----- Record set -----

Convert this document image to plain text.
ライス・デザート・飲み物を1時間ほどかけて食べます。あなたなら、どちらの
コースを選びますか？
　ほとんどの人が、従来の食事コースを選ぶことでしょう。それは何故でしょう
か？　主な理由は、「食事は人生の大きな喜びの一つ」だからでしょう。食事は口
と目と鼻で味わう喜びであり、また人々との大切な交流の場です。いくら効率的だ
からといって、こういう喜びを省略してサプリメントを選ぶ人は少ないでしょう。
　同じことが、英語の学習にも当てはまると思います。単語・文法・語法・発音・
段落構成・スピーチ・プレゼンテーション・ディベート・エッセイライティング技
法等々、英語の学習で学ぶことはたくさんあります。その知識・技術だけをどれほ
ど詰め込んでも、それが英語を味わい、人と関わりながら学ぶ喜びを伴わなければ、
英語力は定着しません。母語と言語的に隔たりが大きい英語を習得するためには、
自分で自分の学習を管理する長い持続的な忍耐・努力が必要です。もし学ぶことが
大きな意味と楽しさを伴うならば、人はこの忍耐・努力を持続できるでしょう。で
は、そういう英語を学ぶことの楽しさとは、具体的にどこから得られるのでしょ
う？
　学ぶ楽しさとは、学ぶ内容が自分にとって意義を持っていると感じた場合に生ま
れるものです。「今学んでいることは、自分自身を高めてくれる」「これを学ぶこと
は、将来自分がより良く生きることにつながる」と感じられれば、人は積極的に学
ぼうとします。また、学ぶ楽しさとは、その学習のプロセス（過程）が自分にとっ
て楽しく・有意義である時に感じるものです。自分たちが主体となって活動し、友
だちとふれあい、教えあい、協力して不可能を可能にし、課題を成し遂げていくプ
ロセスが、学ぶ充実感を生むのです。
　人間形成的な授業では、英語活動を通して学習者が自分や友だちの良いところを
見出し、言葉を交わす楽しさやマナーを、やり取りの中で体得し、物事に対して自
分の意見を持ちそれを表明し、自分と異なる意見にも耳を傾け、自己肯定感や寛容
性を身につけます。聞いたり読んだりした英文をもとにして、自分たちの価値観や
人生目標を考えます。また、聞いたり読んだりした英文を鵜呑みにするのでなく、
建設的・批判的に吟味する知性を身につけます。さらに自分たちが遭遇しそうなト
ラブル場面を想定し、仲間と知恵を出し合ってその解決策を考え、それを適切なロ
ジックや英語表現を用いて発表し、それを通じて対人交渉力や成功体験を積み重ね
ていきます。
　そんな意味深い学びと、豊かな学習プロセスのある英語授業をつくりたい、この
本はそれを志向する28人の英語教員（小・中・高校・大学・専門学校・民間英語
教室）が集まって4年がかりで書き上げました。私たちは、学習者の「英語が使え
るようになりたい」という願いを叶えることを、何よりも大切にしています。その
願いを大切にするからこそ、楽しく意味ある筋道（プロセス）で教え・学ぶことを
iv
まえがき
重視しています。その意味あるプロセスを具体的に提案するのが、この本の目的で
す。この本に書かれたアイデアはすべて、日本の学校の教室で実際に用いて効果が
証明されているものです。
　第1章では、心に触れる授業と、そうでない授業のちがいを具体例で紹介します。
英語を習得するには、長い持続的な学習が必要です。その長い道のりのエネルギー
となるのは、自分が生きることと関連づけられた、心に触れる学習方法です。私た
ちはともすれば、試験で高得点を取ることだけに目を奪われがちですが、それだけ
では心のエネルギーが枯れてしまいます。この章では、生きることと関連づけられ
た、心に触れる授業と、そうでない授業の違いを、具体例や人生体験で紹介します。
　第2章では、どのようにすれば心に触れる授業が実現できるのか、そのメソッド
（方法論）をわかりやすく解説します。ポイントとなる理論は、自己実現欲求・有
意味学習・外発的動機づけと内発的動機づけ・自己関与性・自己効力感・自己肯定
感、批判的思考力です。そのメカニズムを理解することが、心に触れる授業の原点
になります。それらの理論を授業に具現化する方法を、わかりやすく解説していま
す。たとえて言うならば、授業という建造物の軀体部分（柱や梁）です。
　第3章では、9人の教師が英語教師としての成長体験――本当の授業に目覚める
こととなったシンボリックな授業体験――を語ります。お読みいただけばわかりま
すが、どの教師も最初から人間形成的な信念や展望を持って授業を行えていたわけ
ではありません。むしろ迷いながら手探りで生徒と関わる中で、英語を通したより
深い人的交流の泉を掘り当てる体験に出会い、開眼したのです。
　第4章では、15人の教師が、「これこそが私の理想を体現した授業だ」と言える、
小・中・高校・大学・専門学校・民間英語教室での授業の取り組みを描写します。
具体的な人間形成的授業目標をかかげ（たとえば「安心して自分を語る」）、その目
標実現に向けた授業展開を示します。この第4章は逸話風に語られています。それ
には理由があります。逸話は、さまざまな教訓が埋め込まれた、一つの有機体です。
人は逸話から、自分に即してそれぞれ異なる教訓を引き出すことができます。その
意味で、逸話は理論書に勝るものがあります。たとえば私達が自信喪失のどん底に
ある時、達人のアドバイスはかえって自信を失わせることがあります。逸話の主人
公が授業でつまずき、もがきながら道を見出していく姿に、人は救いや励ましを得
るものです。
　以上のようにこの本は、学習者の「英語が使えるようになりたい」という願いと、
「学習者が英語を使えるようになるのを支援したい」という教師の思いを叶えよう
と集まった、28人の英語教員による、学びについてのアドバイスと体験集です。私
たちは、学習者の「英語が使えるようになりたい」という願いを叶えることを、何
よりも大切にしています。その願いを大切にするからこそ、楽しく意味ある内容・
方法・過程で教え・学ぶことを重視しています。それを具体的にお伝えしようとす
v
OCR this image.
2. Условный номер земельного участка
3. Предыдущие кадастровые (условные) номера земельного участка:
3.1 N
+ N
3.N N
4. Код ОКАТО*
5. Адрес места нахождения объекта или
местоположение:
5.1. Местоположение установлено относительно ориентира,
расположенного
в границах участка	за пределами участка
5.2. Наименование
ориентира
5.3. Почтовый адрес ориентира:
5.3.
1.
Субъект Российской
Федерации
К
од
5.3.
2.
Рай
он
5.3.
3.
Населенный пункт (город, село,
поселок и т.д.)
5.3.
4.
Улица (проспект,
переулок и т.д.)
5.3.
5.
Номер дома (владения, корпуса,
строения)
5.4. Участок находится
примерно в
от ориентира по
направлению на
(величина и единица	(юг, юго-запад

-----

* [Given request]
Retype the material above, line by line, exactly.

* [Response to the exercise]
Convert this document image to plain text.
ライス・デザート・飲み物を1時間ほどかけて食べます。あなたなら、どちらの
コースを選びますか？
　ほとんどの人が、従来の食事コースを選ぶことでしょう。それは何故でしょう
か？　主な理由は、「食事は人生の大きな喜びの一つ」だからでしょう。食事は口
と目と鼻で味わう喜びであり、また人々との大切な交流の場です。いくら効率的だ
からといって、こういう喜びを省略してサプリメントを選ぶ人は少ないでしょう。
　同じことが、英語の学習にも当てはまると思います。単語・文法・語法・発音・
段落構成・スピーチ・プレゼンテーション・ディベート・エッセイライティング技
法等々、英語の学習で学ぶことはたくさんあります。その知識・技術だけをどれほ
ど詰め込んでも、それが英語を味わい、人と関わりながら学ぶ喜びを伴わなければ、
英語力は定着しません。母語と言語的に隔たりが大きい英語を習得するためには、
自分で自分の学習を管理する長い持続的な忍耐・努力が必要です。もし学ぶことが
大きな意味と楽しさを伴うならば、人はこの忍耐・努力を持続できるでしょう。で
は、そういう英語を学ぶことの楽しさとは、具体的にどこから得られるのでしょ
う？
　学ぶ楽しさとは、学ぶ内容が自分にとって意義を持っていると感じた場合に生ま
れるものです。「今学んでいることは、自分自身を高めてくれる」「これを学ぶこと
は、将来自分がより良く生きることにつながる」と感じられれば、人は積極的に学
ぼうとします。また、学ぶ楽しさとは、その学習のプロセス（過程）が自分にとっ
て楽しく・有意義である時に感じるものです。自分たちが主体となって活動し、友
だちとふれあい、教えあい、協力して不可能を可能にし、課題を成し遂げていくプ
ロセスが、学ぶ充実感を生むのです。
　人間形成的な授業では、英語活動を通して学習者が自分や友だちの良いところを
見出し、言葉を交わす楽しさやマナーを、やり取りの中で体得し、物事に対して自
分の意見を持ちそれを表明し、自分と異なる意見にも耳を傾け、自己肯定感や寛容
性を身につけます。聞いたり読んだりした英文をもとにして、自分たちの価値観や
人生目標を考えます。また、聞いたり読んだりした英文を鵜呑みにするのでなく、
建設的・批判的に吟味する知性を身につけます。さらに自分たちが遭遇しそうなト
ラブル場面を想定し、仲間と知恵を出し合ってその解決策を考え、それを適切なロ
ジックや英語表現を用いて発表し、それを通じて対人交渉力や成功体験を積み重ね
ていきます。
　そんな意味深い学びと、豊かな学習プロセスのある英語授業をつくりたい、この
本はそれを志向する28人の英語教員（小・中・高校・大学・専門学校・民間英語
教室）が集まって4年がかりで書き上げました。私たちは、学習者の「英語が使え
るようになりたい」という願いを叶えることを、何よりも大切にしています。その
願いを大切にするからこそ、楽しく意味ある筋道（プロセス）で教え・学ぶことを
iv
まえがき
重視しています。その意味あるプロセスを具体的に提案するのが、この本の目的で
す。この本に書かれたアイデアはすべて、日本の学校の教室で実際に用いて効果が
証明されているものです。
　第1章では、心に触れる授業と、そうでない授業のちがいを具体例で紹介します。
英語を習得するには、長い持続的な学習が必要です。その長い道のりのエネルギー
となるのは、自分が生きることと関連づけられた、心に触れる学習方法です。私た
ちはともすれば、試験で高得点を取ることだけに目を奪われがちですが、それだけ
では心のエネルギーが枯れてしまいます。この章では、生きることと関連づけられ
た、心に触れる授業と、そうでない授業の違いを、具体例や人生体験で紹介します。
　第2章では、どのようにすれば心に触れる授業が実現できるのか、そのメソッド
（方法論）をわかりやすく解説します。ポイントとなる理論は、自己実現欲求・有
意味学習・外発的動機づけと内発的動機づけ・自己関与性・自己効力感・自己肯定
感、批判的思考力です。そのメカニズムを理解することが、心に触れる授業の原点
になります。それらの理論を授業に具現化する方法を、わかりやすく解説していま
す。たとえて言うならば、授業という建造物の軀体部分（柱や梁）です。
　第3章では、9人の教師が英語教師としての成長体験――本当の授業に目覚める
こととなったシンボリックな授業体験――を語ります。お読みいただけばわかりま
すが、どの教師も最初から人間形成的な信念や展望を持って授業を行えていたわけ
ではありません。むしろ迷いながら手探りで生徒と関わる中で、英語を通したより
深い人的交流の泉を掘り当てる体験に出会い、開眼したのです。
　第4章では、15人の教師が、「これこそが私の理想を体現した授業だ」と言える、
小・中・高校・大学・専門学校・民間英語教室での授業の取り組みを描写します。
具体的な人間形成的授業目標をかかげ（たとえば「安心して自分を語る」）、その目
標実現に向けた授業展開を示します。この第4章は逸話風に語られています。それ
には理由があります。逸話は、さまざまな教訓が埋め込まれた、一つの有機体です。
人は逸話から、自分に即してそれぞれ異なる教訓を引き出すことができます。その
意味で、逸話は理論書に勝るものがあります。たとえば私達が自信喪失のどん底に
ある時、達人のアドバイスはかえって自信を失わせることがあります。逸話の主人
公が授業でつまずき、もがきながら道を見出していく姿に、人は救いや励ましを得
るものです。
　以上のようにこの本は、学習者の「英語が使えるようになりたい」という願いと、
「学習者が英語を使えるようになるのを支援したい」という教師の思いを叶えよう
と集まった、28人の英語教員による、学びについてのアドバイスと体験集です。私
たちは、学習者の「英語が使えるようになりたい」という願いを叶えることを、何
よりも大切にしています。その願いを大切にするからこそ、楽しく意味ある内容・
方法・過程で教え・学ぶことを重視しています。それを具体的にお伝えしようとす
v
OCR this image.
2. Условный номер земельного участка
3. Предыдущие кадастровые (условные) номера земельного участка:
3.1 N
+ N
3.N N
4. Код ОКАТО*
5. Адрес места нахождения объекта или
местоположение:
5.1. Местоположение установлено относительно ориентира,
расположенного
в границах участка	за пределами участка
5.2. Наименование
ориентира
5.3. Почтовый адрес ориентира:
5.3.
1.
Субъект Российской
Федерации
К
од
5.3.
2.
Рай
он
5.3.
3.
Населенный пункт (город, село,
поселок и т.д.)
5.3.
4.
Улица (проспект,
переулок и т.д.)
5.3.
5.
Номер дома (владения, корпуса,
строения)
5.4. Участок находится
примерно в
от ориентира по
направлению на
(величина и единица	(юг, юго-запад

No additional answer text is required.